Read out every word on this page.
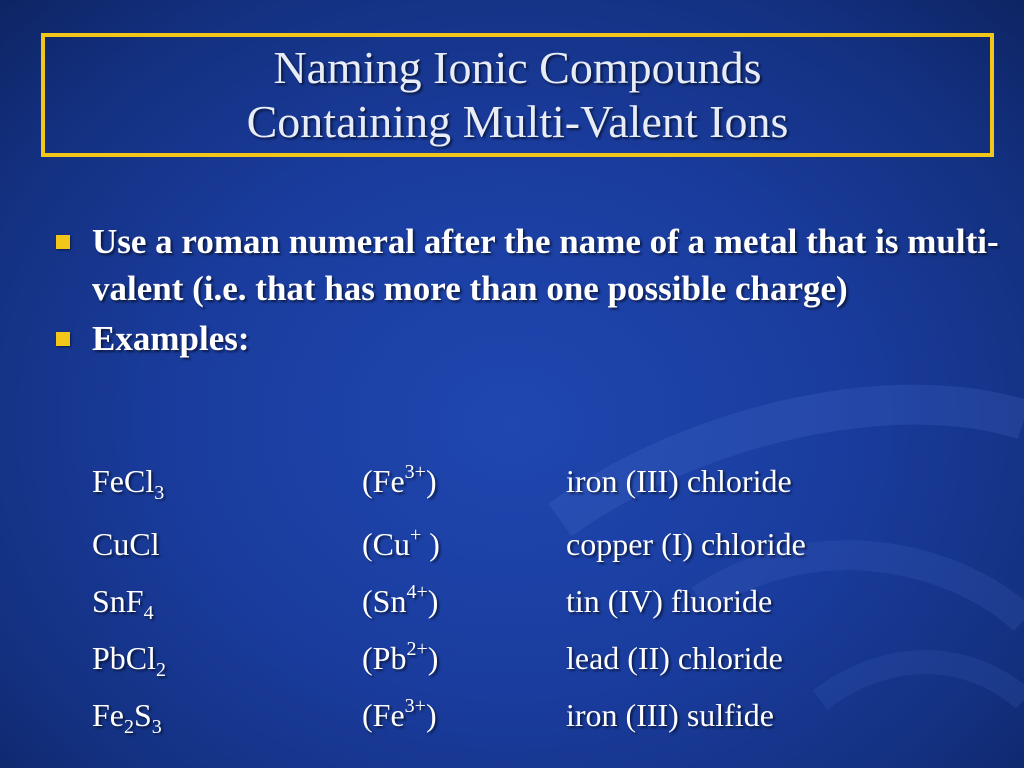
Naming Ionic Compounds
Containing Multi-Valent Ions
Use a roman numeral after the name of a metal that is multi-valent (i.e. that has more than one possible charge)
Examples:
FeCl$_3$	$(Fe^{3+})$	iron (III) chloride
CuCl	(Cu+ )	copper (I) chloride
SnF$_4$	$(Sn^{4+})$	tin (IV) fluoride
PbCl$_2$	$(Pb^{2+})$	lead (II) chloride
$Fe_2S_3$	$(Fe^{3+})$	iron (III) sulfide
· · · · ·
*Exercise goal*
Return the material exactly as given, apart from the pictures.

*Result of the exercise*
Read out every word on this page.
Naming Ionic Compounds
Containing Multi-Valent Ions
Use a roman numeral after the name of a metal that is multi-valent (i.e. that has more than one possible charge)
Examples:
FeCl$_3$	$(Fe^{3+})$	iron (III) chloride
CuCl	(Cu+ )	copper (I) chloride
SnF$_4$	$(Sn^{4+})$	tin (IV) fluoride
PbCl$_2$	$(Pb^{2+})$	lead (II) chloride
$Fe_2S_3$	$(Fe^{3+})$	iron (III) sulfide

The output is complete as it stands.